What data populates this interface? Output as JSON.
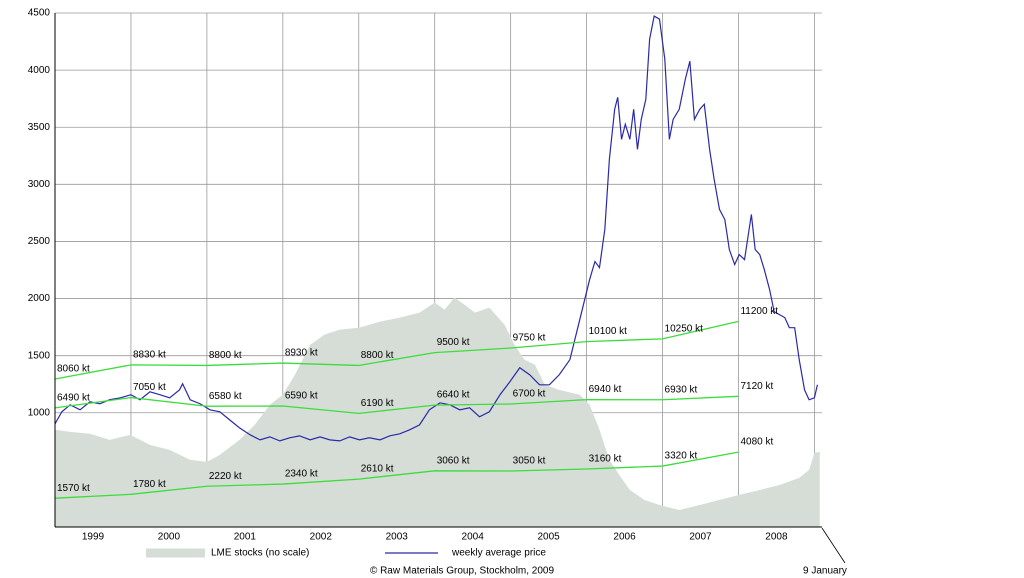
{
  "chart_data": {
    "type": "line",
    "xlim": [
      1999,
      2009.1
    ],
    "xticks": [
      {
        "value": 1999.5,
        "label": "1999"
      },
      {
        "value": 2000.5,
        "label": "2000"
      },
      {
        "value": 2001.5,
        "label": "2001"
      },
      {
        "value": 2002.5,
        "label": "2002"
      },
      {
        "value": 2003.5,
        "label": "2003"
      },
      {
        "value": 2004.5,
        "label": "2004"
      },
      {
        "value": 2005.5,
        "label": "2005"
      },
      {
        "value": 2006.5,
        "label": "2006"
      },
      {
        "value": 2007.5,
        "label": "2007"
      },
      {
        "value": 2008.5,
        "label": "2008"
      }
    ],
    "ylim": [
      0,
      4500
    ],
    "yticks": [
      1000,
      1500,
      2000,
      2500,
      3000,
      3500,
      4000,
      4500
    ],
    "y2lim": [
      0,
      28000
    ],
    "grid": true,
    "credit": "© Raw Materials Group, Stockholm, 2009",
    "annotation": "9 January",
    "series": [
      {
        "name": "LME stocks (no scale)",
        "color": "#d6ddd6",
        "area": true,
        "x": [
          1999.0,
          1999.2,
          1999.46,
          1999.72,
          1999.99,
          2000.25,
          2000.51,
          2000.78,
          2001.0,
          2001.17,
          2001.43,
          2001.63,
          2001.83,
          2002.0,
          2002.16,
          2002.36,
          2002.55,
          2002.75,
          2003.01,
          2003.28,
          2003.54,
          2003.8,
          2004.0,
          2004.13,
          2004.26,
          2004.39,
          2004.53,
          2004.72,
          2004.92,
          2005.05,
          2005.18,
          2005.32,
          2005.45,
          2005.64,
          2005.91,
          2006.04,
          2006.17,
          2006.3,
          2006.43,
          2006.57,
          2006.76,
          2006.96,
          2007.22,
          2007.49,
          2007.75,
          2008.01,
          2008.28,
          2008.54,
          2008.8,
          2008.93,
          2009.0,
          2009.07
        ],
        "values": [
          851,
          833,
          816,
          763,
          807,
          719,
          675,
          588,
          570,
          631,
          763,
          894,
          1070,
          1158,
          1333,
          1596,
          1684,
          1728,
          1745,
          1798,
          1833,
          1877,
          1964,
          1903,
          2008,
          1947,
          1877,
          1921,
          1771,
          1596,
          1465,
          1421,
          1245,
          1201,
          1158,
          1070,
          851,
          588,
          456,
          324,
          237,
          193,
          149,
          193,
          237,
          281,
          324,
          368,
          430,
          500,
          649,
          658
        ]
      },
      {
        "name": "weekly average price",
        "color": "#2a2aa8",
        "x": [
          1999.0,
          1999.09,
          1999.2,
          1999.33,
          1999.46,
          1999.59,
          1999.72,
          1999.86,
          2000.0,
          2000.12,
          2000.25,
          2000.38,
          2000.51,
          2000.64,
          2000.68,
          2000.78,
          2000.91,
          2001.04,
          2001.17,
          2001.3,
          2001.43,
          2001.57,
          2001.7,
          2001.83,
          2001.96,
          2002.09,
          2002.22,
          2002.36,
          2002.49,
          2002.62,
          2002.75,
          2002.88,
          2003.01,
          2003.14,
          2003.28,
          2003.41,
          2003.54,
          2003.67,
          2003.8,
          2003.93,
          2004.07,
          2004.2,
          2004.33,
          2004.46,
          2004.59,
          2004.72,
          2004.86,
          2004.99,
          2005.12,
          2005.25,
          2005.38,
          2005.51,
          2005.64,
          2005.78,
          2005.91,
          2006.04,
          2006.11,
          2006.17,
          2006.24,
          2006.3,
          2006.37,
          2006.41,
          2006.46,
          2006.51,
          2006.57,
          2006.62,
          2006.67,
          2006.72,
          2006.78,
          2006.83,
          2006.89,
          2006.96,
          2007.03,
          2007.09,
          2007.14,
          2007.22,
          2007.3,
          2007.36,
          2007.42,
          2007.49,
          2007.55,
          2007.62,
          2007.68,
          2007.75,
          2007.82,
          2007.88,
          2007.95,
          2008.01,
          2008.08,
          2008.14,
          2008.17,
          2008.22,
          2008.28,
          2008.34,
          2008.41,
          2008.47,
          2008.54,
          2008.61,
          2008.67,
          2008.74,
          2008.8,
          2008.87,
          2008.93,
          2009.0,
          2009.04
        ],
        "values": [
          903,
          1009,
          1070,
          1026,
          1096,
          1079,
          1114,
          1131,
          1158,
          1114,
          1184,
          1158,
          1131,
          1201,
          1254,
          1114,
          1079,
          1026,
          1009,
          938,
          868,
          807,
          763,
          789,
          754,
          781,
          798,
          763,
          789,
          763,
          754,
          789,
          763,
          781,
          763,
          798,
          816,
          851,
          894,
          1026,
          1087,
          1070,
          1026,
          1044,
          965,
          1009,
          1158,
          1272,
          1394,
          1333,
          1245,
          1245,
          1333,
          1465,
          1815,
          2166,
          2324,
          2271,
          2605,
          3219,
          3657,
          3762,
          3394,
          3526,
          3394,
          3657,
          3306,
          3569,
          3745,
          4271,
          4473,
          4446,
          4096,
          3394,
          3569,
          3657,
          3920,
          4078,
          3569,
          3657,
          3701,
          3306,
          3043,
          2780,
          2692,
          2429,
          2298,
          2385,
          2341,
          2605,
          2736,
          2429,
          2385,
          2254,
          2078,
          1885,
          1859,
          1833,
          1745,
          1745,
          1465,
          1201,
          1114,
          1131,
          1245
        ]
      },
      {
        "color": "#3cdc3c",
        "axis": "y2",
        "x": [
          1999,
          2000,
          2001,
          2002,
          2003,
          2004,
          2005,
          2006,
          2007,
          2008
        ],
        "values": [
          8060,
          8830,
          8800,
          8930,
          8800,
          9500,
          9750,
          10100,
          10250,
          11200
        ],
        "value_labels": [
          "8060 kt",
          "8830 kt",
          "8800 kt",
          "8930 kt",
          "8800 kt",
          "9500 kt",
          "9750 kt",
          "10100 kt",
          "10250 kt",
          "11200 kt"
        ]
      },
      {
        "color": "#3cdc3c",
        "axis": "y2",
        "x": [
          1999,
          2000,
          2001,
          2002,
          2003,
          2004,
          2005,
          2006,
          2007,
          2008
        ],
        "values": [
          6490,
          7050,
          6580,
          6590,
          6190,
          6640,
          6700,
          6940,
          6930,
          7120
        ],
        "value_labels": [
          "6490 kt",
          "7050 kt",
          "6580 kt",
          "6590 kt",
          "6190 kt",
          "6640 kt",
          "6700 kt",
          "6940 kt",
          "6930 kt",
          "7120 kt"
        ]
      },
      {
        "color": "#3cdc3c",
        "axis": "y2",
        "x": [
          1999,
          2000,
          2001,
          2002,
          2003,
          2004,
          2005,
          2006,
          2007,
          2008
        ],
        "values": [
          1570,
          1780,
          2220,
          2340,
          2610,
          3060,
          3050,
          3160,
          3320,
          4080
        ],
        "value_labels": [
          "1570 kt",
          "1780 kt",
          "2220 kt",
          "2340 kt",
          "2610 kt",
          "3060 kt",
          "3050 kt",
          "3160 kt",
          "3320 kt",
          "4080 kt"
        ]
      }
    ]
  }
}
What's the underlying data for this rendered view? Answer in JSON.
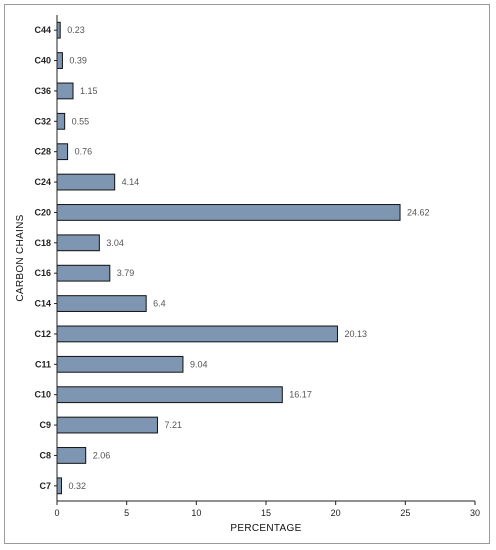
{
  "chart_data": {
    "type": "bar",
    "orientation": "horizontal",
    "categories": [
      "C44",
      "C40",
      "C36",
      "C32",
      "C28",
      "C24",
      "C20",
      "C18",
      "C16",
      "C14",
      "C12",
      "C11",
      "C10",
      "C9",
      "C8",
      "C7"
    ],
    "values": [
      0.23,
      0.39,
      1.15,
      0.55,
      0.76,
      4.14,
      24.62,
      3.04,
      3.79,
      6.4,
      20.13,
      9.04,
      16.17,
      7.21,
      2.06,
      0.32
    ],
    "value_labels": [
      "0.23",
      "0.39",
      "1.15",
      "0.55",
      "0.76",
      "4.14",
      "24.62",
      "3.04",
      "3.79",
      "6.4",
      "20.13",
      "9.04",
      "16.17",
      "7.21",
      "2.06",
      "0.32"
    ],
    "xlabel": "PERCENTAGE",
    "ylabel": "CARBON CHAINS",
    "xlim": [
      0,
      30
    ],
    "xticks": [
      "0",
      "5",
      "10",
      "15",
      "20",
      "25",
      "30"
    ],
    "grid": false,
    "bar_color": "#7f96b3",
    "bar_edge_color": "#111111"
  }
}
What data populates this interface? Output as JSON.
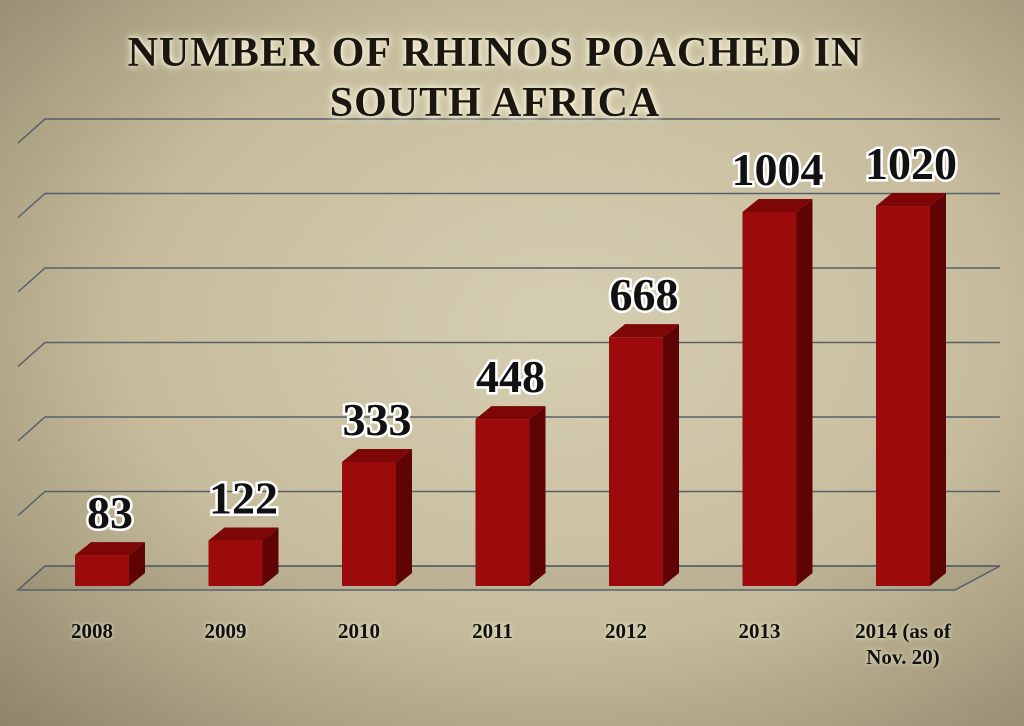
{
  "chart_data": {
    "type": "bar3d",
    "title": "NUMBER OF RHINOS POACHED IN SOUTH AFRICA",
    "categories": [
      "2008",
      "2009",
      "2010",
      "2011",
      "2012",
      "2013",
      "2014 (as of Nov. 20)"
    ],
    "values": [
      83,
      122,
      333,
      448,
      668,
      1004,
      1020
    ],
    "color": "#9c0b0b",
    "ylim": [
      0,
      1200
    ],
    "yticks": [
      0,
      200,
      400,
      600,
      800,
      1000,
      1200
    ],
    "grid": true
  }
}
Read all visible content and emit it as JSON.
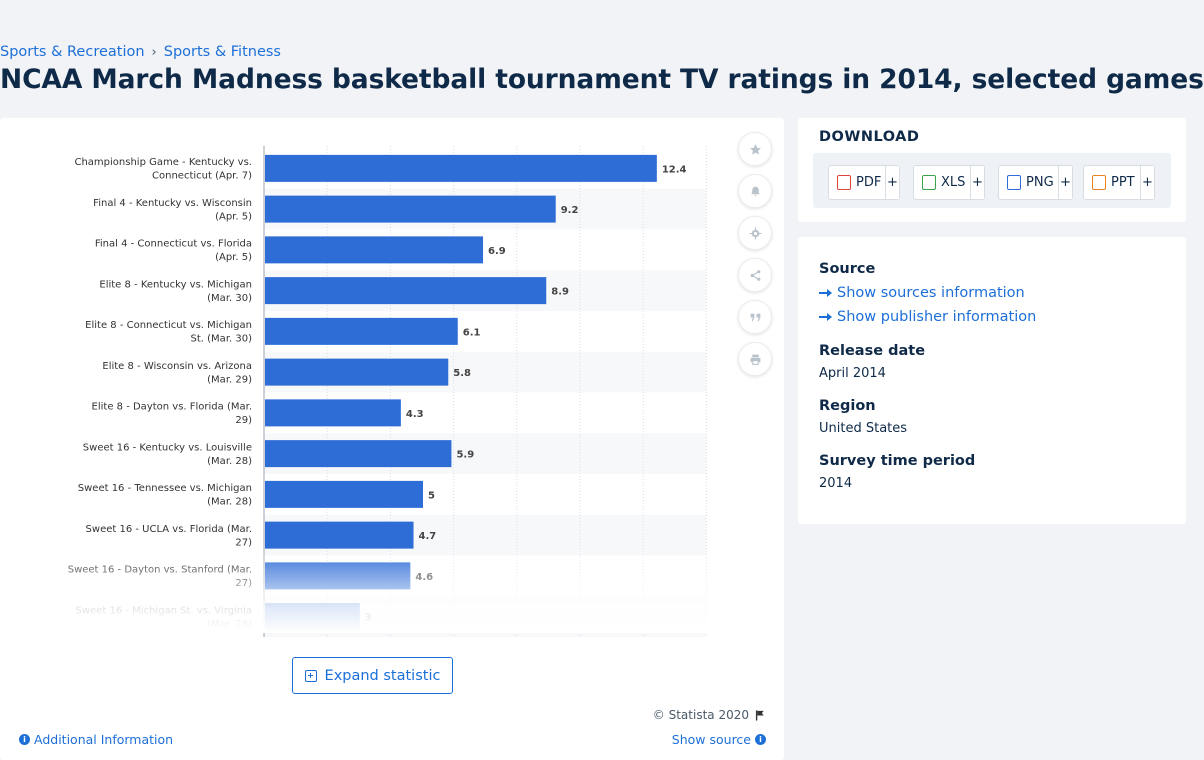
{
  "breadcrumb": {
    "items": [
      "Sports & Recreation",
      "Sports & Fitness"
    ],
    "separator": "›"
  },
  "page_title": "NCAA March Madness basketball tournament TV ratings in 2014, selected games",
  "chart_data": {
    "type": "bar",
    "orientation": "horizontal",
    "categories": [
      "Championship Game - Kentucky vs. Connecticut (Apr. 7)",
      "Final 4 - Kentucky vs. Wisconsin (Apr. 5)",
      "Final 4 - Connecticut vs. Florida (Apr. 5)",
      "Elite 8 - Kentucky vs. Michigan (Mar. 30)",
      "Elite 8 - Connecticut vs. Michigan St. (Mar. 30)",
      "Elite 8 - Wisconsin vs. Arizona (Mar. 29)",
      "Elite 8 - Dayton vs. Florida (Mar. 29)",
      "Sweet 16 - Kentucky vs. Louisville (Mar. 28)",
      "Sweet 16 - Tennessee vs. Michigan (Mar. 28)",
      "Sweet 16 - UCLA vs. Florida (Mar. 27)",
      "Sweet 16 - Dayton vs. Stanford (Mar. 27)",
      "Sweet 16 - Michigan St. vs. Virginia (Mar. 28)"
    ],
    "values": [
      12.4,
      9.2,
      6.9,
      8.9,
      6.1,
      5.8,
      4.3,
      5.9,
      5,
      4.7,
      4.6,
      3
    ],
    "value_labels": [
      "12.4",
      "9.2",
      "6.9",
      "8.9",
      "6.1",
      "5.8",
      "4.3",
      "5.9",
      "5",
      "4.7",
      "4.6",
      "3"
    ],
    "xlim": [
      0,
      14
    ],
    "grid": true,
    "bar_color": "#2f6dd6",
    "title": "",
    "xlabel": "",
    "ylabel": ""
  },
  "toolbar": {
    "icons": [
      "star-icon",
      "bell-icon",
      "gear-icon",
      "share-icon",
      "quote-icon",
      "print-icon"
    ]
  },
  "expand_label": "Expand statistic",
  "copyright": "© Statista 2020",
  "additional_info_label": "Additional Information",
  "show_source_label": "Show source",
  "download": {
    "title": "DOWNLOAD",
    "formats": [
      {
        "label": "PDF",
        "color": "#e0443a"
      },
      {
        "label": "XLS",
        "color": "#3aa34a"
      },
      {
        "label": "PNG",
        "color": "#2f6dd6"
      },
      {
        "label": "PPT",
        "color": "#e9821f"
      }
    ],
    "plus": "+"
  },
  "meta": {
    "source_label": "Source",
    "show_sources": "Show sources information",
    "show_publisher": "Show publisher information",
    "release_label": "Release date",
    "release_value": "April 2014",
    "region_label": "Region",
    "region_value": "United States",
    "survey_label": "Survey time period",
    "survey_value": "2014"
  },
  "colors": {
    "accent": "#1d6fd8",
    "title": "#0f2a48",
    "background": "#f1f3f6"
  }
}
┄┄┄┄┄┄┄┄┄┄┄┄┄┄┄┄┄┄┄┄
Copy each line holding the word "Michigan" from the listing above.

Correct result.
      "Elite 8 - Kentucky vs. Michigan (Mar. 30)",
      "Elite 8 - Connecticut vs. Michigan St. (Mar. 30)",
      "Sweet 16 - Tennessee vs. Michigan (Mar. 28)",
      "Sweet 16 - Michigan St. vs. Virginia (Mar. 28)"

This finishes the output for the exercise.